> **Problem**:
Pull out every line with the word "dying" from the entries below.

(Items from a data source)
>> BEGIN

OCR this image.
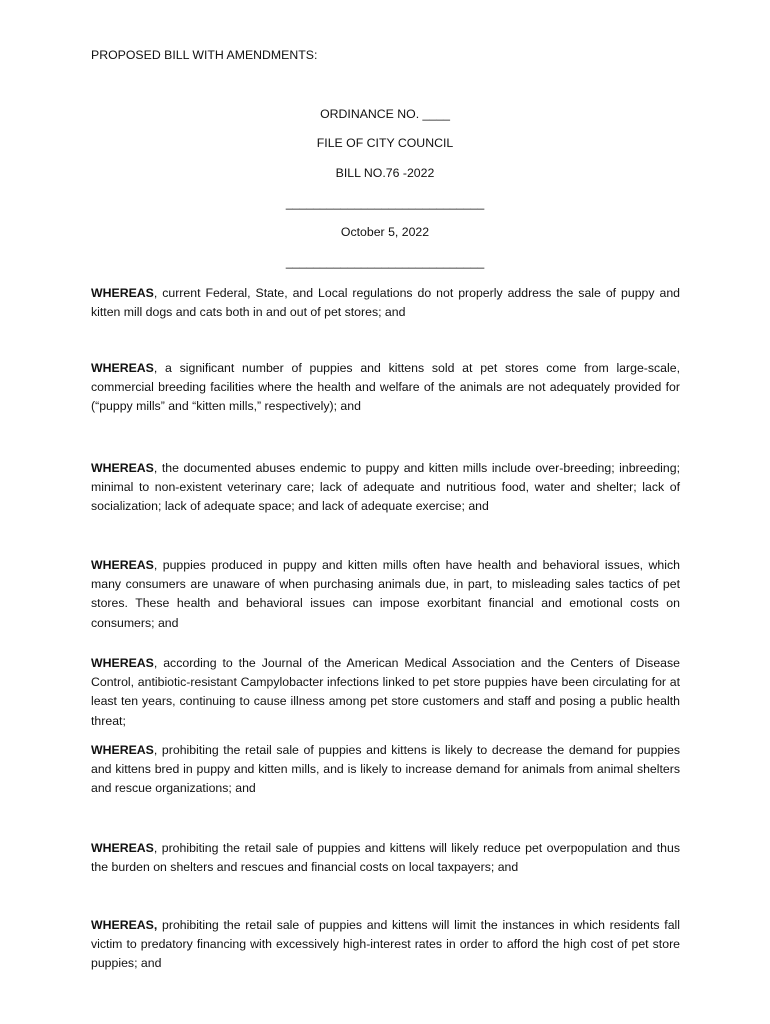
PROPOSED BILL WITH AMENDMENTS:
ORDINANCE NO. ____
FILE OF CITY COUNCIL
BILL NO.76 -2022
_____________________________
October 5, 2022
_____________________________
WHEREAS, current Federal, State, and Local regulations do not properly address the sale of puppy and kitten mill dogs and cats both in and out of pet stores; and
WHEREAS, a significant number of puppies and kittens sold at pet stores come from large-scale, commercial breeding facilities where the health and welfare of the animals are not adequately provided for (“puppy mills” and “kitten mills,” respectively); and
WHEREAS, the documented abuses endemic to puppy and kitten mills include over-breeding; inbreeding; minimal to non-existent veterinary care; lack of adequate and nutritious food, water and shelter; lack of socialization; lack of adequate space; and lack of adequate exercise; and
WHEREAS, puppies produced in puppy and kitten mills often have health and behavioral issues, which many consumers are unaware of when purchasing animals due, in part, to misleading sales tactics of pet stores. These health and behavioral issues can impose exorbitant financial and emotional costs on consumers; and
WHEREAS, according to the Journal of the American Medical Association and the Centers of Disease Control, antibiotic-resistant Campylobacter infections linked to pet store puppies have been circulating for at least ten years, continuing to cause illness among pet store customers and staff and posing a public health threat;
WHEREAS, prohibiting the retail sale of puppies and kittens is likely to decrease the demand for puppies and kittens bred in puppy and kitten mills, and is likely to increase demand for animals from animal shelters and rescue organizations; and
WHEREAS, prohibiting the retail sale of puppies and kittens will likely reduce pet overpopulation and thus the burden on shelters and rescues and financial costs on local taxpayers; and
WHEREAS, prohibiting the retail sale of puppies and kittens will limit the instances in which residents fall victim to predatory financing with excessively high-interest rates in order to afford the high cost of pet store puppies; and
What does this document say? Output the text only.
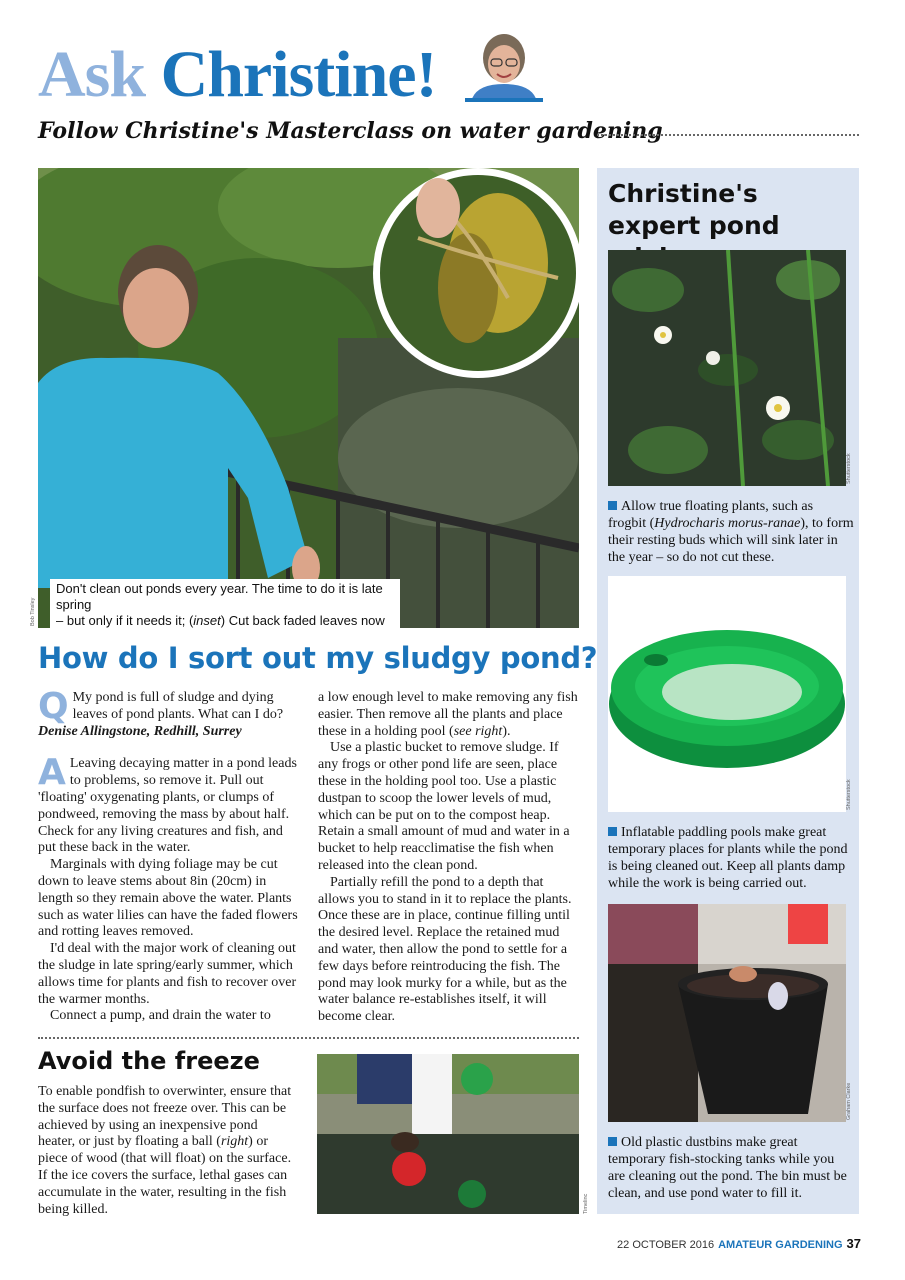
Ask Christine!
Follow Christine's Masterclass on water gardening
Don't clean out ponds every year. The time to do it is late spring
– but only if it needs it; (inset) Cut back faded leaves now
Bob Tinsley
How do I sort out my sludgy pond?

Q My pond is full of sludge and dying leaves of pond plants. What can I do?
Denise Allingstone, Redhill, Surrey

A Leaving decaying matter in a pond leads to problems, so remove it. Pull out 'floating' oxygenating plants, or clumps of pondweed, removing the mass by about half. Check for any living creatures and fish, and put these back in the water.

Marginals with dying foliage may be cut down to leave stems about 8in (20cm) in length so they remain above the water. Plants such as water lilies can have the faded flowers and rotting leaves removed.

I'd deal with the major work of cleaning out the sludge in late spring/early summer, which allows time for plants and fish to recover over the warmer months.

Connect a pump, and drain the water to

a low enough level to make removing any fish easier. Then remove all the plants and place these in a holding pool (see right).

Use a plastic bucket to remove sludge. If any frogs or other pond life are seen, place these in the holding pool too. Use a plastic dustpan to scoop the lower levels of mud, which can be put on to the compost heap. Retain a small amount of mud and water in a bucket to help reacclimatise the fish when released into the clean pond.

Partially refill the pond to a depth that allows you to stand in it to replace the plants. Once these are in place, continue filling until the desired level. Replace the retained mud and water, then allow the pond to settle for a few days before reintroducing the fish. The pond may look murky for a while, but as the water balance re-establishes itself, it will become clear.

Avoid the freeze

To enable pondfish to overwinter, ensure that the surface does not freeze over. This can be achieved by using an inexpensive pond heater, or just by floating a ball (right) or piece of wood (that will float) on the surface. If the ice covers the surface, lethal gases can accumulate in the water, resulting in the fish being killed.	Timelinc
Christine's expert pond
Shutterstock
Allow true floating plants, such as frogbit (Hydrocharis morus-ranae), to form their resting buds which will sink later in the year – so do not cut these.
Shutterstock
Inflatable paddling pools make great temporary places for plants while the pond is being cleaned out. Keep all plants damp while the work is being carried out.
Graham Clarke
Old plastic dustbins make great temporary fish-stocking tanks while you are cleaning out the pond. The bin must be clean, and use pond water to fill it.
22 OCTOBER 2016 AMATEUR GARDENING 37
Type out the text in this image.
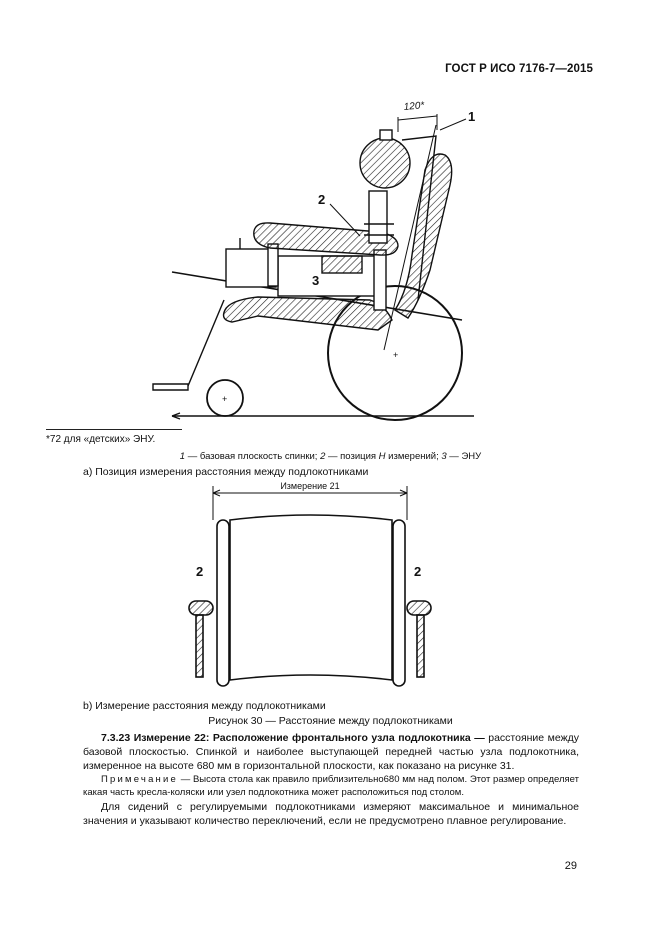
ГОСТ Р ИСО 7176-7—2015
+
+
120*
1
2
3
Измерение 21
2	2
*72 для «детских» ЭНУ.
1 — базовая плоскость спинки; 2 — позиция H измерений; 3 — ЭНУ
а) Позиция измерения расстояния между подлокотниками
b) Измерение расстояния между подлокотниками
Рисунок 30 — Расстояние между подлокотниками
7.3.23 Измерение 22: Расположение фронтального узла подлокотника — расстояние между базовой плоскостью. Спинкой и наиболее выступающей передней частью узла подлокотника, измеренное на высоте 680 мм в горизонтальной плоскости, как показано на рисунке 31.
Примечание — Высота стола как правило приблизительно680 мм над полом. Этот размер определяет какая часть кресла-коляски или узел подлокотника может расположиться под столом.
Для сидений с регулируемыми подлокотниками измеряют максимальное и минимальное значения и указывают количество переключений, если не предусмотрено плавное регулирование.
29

>> END
>> BEGIN

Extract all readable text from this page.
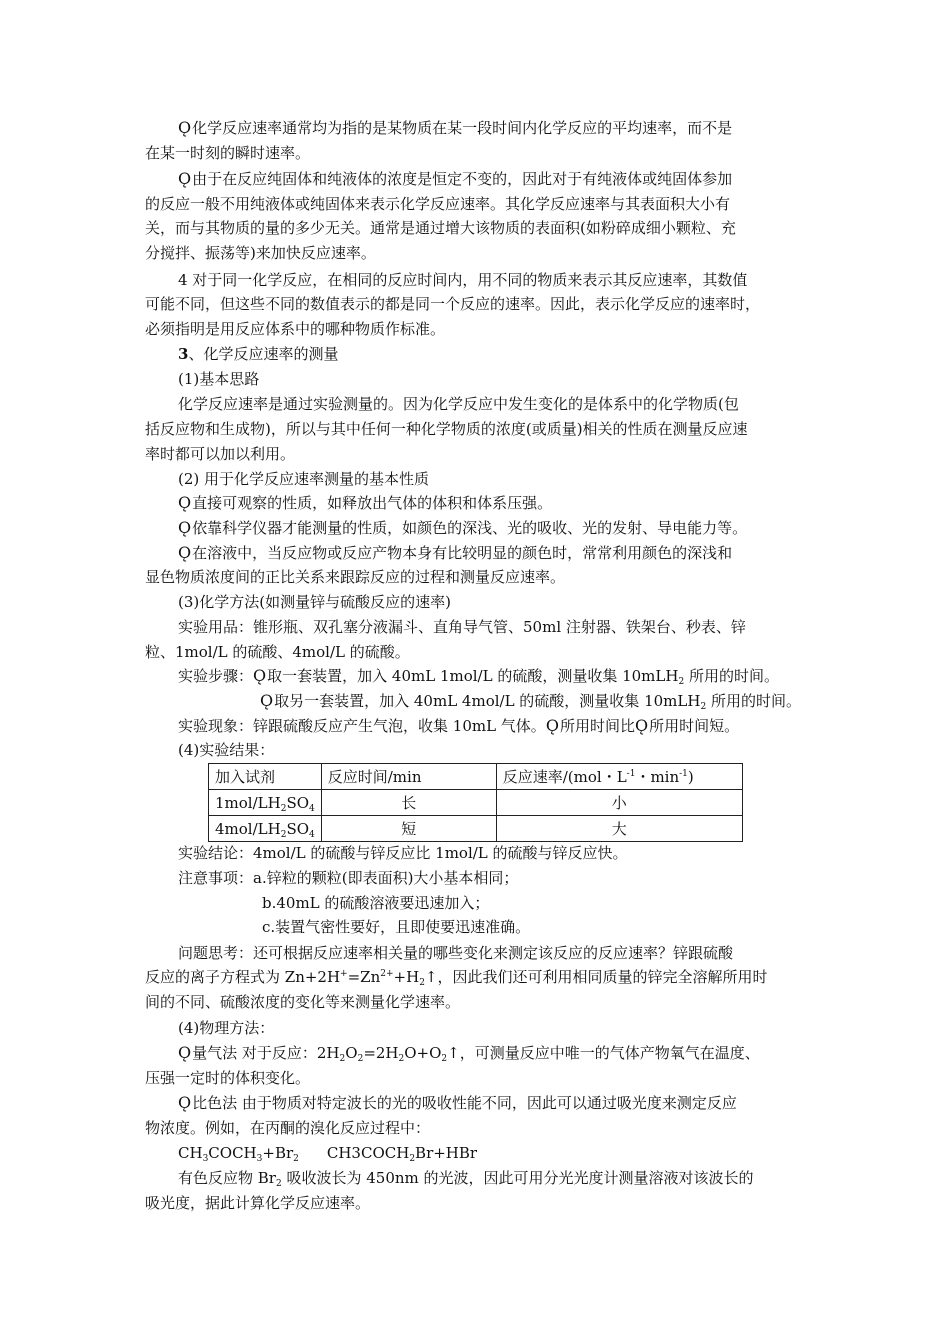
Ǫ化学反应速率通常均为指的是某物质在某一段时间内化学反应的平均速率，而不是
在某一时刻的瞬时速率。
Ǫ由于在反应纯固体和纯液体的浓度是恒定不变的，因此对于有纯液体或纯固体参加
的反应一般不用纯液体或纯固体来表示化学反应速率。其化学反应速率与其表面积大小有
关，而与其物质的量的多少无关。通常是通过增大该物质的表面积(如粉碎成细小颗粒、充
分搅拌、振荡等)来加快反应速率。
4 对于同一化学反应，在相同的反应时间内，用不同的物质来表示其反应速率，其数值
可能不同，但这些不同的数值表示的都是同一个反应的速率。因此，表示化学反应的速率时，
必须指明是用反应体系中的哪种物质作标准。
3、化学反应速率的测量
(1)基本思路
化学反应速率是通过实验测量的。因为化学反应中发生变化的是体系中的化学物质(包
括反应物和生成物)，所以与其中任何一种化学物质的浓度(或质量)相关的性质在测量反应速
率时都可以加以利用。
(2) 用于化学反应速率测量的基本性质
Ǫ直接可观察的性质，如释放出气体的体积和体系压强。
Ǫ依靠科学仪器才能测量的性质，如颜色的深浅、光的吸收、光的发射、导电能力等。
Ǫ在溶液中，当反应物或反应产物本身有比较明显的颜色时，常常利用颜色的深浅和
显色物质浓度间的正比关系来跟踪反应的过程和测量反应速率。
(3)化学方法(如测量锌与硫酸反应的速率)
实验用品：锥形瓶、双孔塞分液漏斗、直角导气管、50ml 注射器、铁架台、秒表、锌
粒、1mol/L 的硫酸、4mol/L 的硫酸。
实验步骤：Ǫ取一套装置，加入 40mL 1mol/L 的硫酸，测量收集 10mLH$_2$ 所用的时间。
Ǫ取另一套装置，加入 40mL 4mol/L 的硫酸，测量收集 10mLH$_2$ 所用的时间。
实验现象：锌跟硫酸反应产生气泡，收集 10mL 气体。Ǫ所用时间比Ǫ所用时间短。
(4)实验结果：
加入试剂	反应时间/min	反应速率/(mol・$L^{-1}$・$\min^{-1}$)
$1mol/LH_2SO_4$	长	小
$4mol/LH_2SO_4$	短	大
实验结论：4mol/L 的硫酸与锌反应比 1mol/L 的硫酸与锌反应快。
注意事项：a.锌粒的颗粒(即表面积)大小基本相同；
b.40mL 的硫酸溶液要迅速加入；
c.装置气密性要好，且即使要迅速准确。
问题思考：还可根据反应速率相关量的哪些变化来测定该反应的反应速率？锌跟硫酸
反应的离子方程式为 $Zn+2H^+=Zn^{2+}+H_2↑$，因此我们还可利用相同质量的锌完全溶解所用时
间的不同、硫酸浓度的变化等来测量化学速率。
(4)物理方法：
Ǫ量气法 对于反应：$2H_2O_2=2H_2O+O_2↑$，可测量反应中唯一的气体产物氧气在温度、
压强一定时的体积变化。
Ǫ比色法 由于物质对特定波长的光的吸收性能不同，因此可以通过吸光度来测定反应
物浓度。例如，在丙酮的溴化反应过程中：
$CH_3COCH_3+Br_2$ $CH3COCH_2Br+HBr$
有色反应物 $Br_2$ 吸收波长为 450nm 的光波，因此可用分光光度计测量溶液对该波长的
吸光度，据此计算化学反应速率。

>> END
>> BEGIN

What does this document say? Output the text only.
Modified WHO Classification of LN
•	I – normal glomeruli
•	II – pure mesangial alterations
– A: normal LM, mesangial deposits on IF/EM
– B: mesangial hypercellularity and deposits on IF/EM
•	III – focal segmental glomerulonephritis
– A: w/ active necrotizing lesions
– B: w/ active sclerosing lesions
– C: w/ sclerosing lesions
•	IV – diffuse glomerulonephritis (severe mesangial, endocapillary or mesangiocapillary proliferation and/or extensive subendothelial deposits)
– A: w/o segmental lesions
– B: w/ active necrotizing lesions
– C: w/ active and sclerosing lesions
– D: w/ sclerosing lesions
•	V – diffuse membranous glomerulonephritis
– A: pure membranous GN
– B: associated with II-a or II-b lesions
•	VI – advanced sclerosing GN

>> END

> **Task solution**:
Q My pond is full of sludge and dying leaves of pond plants. What can I do?
Marginals with dying foliage may be cut down to leave stems about 8in (20cm) in length so they remain above the water. Plants such as water lilies can have the faded flowers and rotting leaves removed.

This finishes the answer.